Task instructions. Extract each line of the data and write it out again exactly.

Supplied data.
□ □ □ □
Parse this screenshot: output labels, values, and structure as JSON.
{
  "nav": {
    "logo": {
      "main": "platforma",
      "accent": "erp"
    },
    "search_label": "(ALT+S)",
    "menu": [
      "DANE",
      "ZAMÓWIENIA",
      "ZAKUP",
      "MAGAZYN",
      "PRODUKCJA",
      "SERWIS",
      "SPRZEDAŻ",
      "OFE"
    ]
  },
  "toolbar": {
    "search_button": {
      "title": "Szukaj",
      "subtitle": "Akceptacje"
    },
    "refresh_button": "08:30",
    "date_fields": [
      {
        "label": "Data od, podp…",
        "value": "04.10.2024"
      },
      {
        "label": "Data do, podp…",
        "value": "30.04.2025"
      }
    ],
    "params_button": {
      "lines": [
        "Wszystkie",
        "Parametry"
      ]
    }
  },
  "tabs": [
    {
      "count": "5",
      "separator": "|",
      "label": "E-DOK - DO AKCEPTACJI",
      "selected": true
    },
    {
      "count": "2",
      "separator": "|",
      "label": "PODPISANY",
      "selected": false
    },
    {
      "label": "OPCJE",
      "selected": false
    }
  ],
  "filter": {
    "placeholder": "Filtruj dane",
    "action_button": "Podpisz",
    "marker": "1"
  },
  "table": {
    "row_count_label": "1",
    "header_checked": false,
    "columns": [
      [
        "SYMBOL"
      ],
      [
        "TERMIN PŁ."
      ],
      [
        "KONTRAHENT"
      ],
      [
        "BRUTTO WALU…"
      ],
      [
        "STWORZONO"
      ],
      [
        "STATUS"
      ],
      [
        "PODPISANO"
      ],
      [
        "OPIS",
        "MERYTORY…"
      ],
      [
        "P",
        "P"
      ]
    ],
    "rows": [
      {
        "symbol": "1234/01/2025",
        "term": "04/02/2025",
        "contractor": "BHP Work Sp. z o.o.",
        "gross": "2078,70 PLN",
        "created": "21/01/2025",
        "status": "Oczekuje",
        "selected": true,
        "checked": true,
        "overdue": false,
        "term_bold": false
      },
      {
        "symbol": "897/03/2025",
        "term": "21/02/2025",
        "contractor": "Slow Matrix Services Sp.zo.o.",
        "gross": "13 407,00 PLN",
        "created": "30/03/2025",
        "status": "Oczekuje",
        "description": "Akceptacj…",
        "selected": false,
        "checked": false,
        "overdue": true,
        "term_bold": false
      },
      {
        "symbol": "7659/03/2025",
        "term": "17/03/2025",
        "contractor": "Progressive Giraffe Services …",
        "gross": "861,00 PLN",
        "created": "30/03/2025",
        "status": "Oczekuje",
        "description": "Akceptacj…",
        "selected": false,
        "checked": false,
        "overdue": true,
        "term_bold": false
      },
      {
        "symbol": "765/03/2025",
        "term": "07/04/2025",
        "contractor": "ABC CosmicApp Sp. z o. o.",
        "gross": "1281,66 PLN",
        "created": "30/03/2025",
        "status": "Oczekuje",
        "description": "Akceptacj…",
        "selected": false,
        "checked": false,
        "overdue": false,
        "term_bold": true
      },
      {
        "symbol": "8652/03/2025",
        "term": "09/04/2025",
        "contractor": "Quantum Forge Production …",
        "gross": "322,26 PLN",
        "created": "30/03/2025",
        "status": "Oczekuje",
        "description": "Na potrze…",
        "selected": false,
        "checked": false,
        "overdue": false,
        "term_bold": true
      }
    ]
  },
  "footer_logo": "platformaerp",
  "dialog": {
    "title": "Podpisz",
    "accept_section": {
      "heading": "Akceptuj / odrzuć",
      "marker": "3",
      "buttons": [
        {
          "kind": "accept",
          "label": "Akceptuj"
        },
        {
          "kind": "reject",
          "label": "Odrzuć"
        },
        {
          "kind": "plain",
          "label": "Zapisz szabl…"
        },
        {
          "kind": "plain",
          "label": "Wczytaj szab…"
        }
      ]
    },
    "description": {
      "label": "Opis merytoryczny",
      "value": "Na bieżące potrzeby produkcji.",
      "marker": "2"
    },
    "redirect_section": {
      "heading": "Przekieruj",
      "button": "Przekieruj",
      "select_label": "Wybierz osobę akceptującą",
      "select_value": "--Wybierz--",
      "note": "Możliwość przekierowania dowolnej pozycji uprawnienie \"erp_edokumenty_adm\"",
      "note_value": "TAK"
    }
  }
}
□ □ □ □
Solved problem.
Parse this screenshot: output labels, values, and structure as JSON.
{
  "nav": {
    "logo": {
      "main": "platforma",
      "accent": "erp"
    },
    "search_label": "(ALT+S)",
    "menu": [
      "DANE",
      "ZAMÓWIENIA",
      "ZAKUP",
      "MAGAZYN",
      "PRODUKCJA",
      "SERWIS",
      "SPRZEDAŻ",
      "OFE"
    ]
  },
  "toolbar": {
    "search_button": {
      "title": "Szukaj",
      "subtitle": "Akceptacje"
    },
    "refresh_button": "08:30",
    "date_fields": [
      {
        "label": "Data od, podp…",
        "value": "04.10.2024"
      },
      {
        "label": "Data do, podp…",
        "value": "30.04.2025"
      }
    ],
    "params_button": {
      "lines": [
        "Wszystkie",
        "Parametry"
      ]
    }
  },
  "tabs": [
    {
      "count": "5",
      "separator": "|",
      "label": "E-DOK - DO AKCEPTACJI",
      "selected": true
    },
    {
      "count": "2",
      "separator": "|",
      "label": "PODPISANY",
      "selected": false
    },
    {
      "label": "OPCJE",
      "selected": false
    }
  ],
  "filter": {
    "placeholder": "Filtruj dane",
    "action_button": "Podpisz",
    "marker": "1"
  },
  "table": {
    "row_count_label": "1",
    "header_checked": false,
    "columns": [
      [
        "SYMBOL"
      ],
      [
        "TERMIN PŁ."
      ],
      [
        "KONTRAHENT"
      ],
      [
        "BRUTTO WALU…"
      ],
      [
        "STWORZONO"
      ],
      [
        "STATUS"
      ],
      [
        "PODPISANO"
      ],
      [
        "OPIS",
        "MERYTORY…"
      ],
      [
        "P",
        "P"
      ]
    ],
    "rows": [
      {
        "symbol": "1234/01/2025",
        "term": "04/02/2025",
        "contractor": "BHP Work Sp. z o.o.",
        "gross": "2078,70 PLN",
        "created": "21/01/2025",
        "status": "Oczekuje",
        "selected": true,
        "checked": true,
        "overdue": false,
        "term_bold": false
      },
      {
        "symbol": "897/03/2025",
        "term": "21/02/2025",
        "contractor": "Slow Matrix Services Sp.zo.o.",
        "gross": "13 407,00 PLN",
        "created": "30/03/2025",
        "status": "Oczekuje",
        "description": "Akceptacj…",
        "selected": false,
        "checked": false,
        "overdue": true,
        "term_bold": false
      },
      {
        "symbol": "7659/03/2025",
        "term": "17/03/2025",
        "contractor": "Progressive Giraffe Services …",
        "gross": "861,00 PLN",
        "created": "30/03/2025",
        "status": "Oczekuje",
        "description": "Akceptacj…",
        "selected": false,
        "checked": false,
        "overdue": true,
        "term_bold": false
      },
      {
        "symbol": "765/03/2025",
        "term": "07/04/2025",
        "contractor": "ABC CosmicApp Sp. z o. o.",
        "gross": "1281,66 PLN",
        "created": "30/03/2025",
        "status": "Oczekuje",
        "description": "Akceptacj…",
        "selected": false,
        "checked": false,
        "overdue": false,
        "term_bold": true
      },
      {
        "symbol": "8652/03/2025",
        "term": "09/04/2025",
        "contractor": "Quantum Forge Production …",
        "gross": "322,26 PLN",
        "created": "30/03/2025",
        "status": "Oczekuje",
        "description": "Na potrze…",
        "selected": false,
        "checked": false,
        "overdue": false,
        "term_bold": true
      }
    ]
  },
  "footer_logo": "platformaerp",
  "dialog": {
    "title": "Podpisz",
    "accept_section": {
      "heading": "Akceptuj / odrzuć",
      "marker": "3",
      "buttons": [
        {
          "kind": "accept",
          "label": "Akceptuj"
        },
        {
          "kind": "reject",
          "label": "Odrzuć"
        },
        {
          "kind": "plain",
          "label": "Zapisz szabl…"
        },
        {
          "kind": "plain",
          "label": "Wczytaj szab…"
        }
      ]
    },
    "description": {
      "label": "Opis merytoryczny",
      "value": "Na bieżące potrzeby produkcji.",
      "marker": "2"
    },
    "redirect_section": {
      "heading": "Przekieruj",
      "button": "Przekieruj",
      "select_label": "Wybierz osobę akceptującą",
      "select_value": "--Wybierz--",
      "note": "Możliwość przekierowania dowolnej pozycji uprawnienie \"erp_edokumenty_adm\"",
      "note_value": "TAK"
    }
  }
}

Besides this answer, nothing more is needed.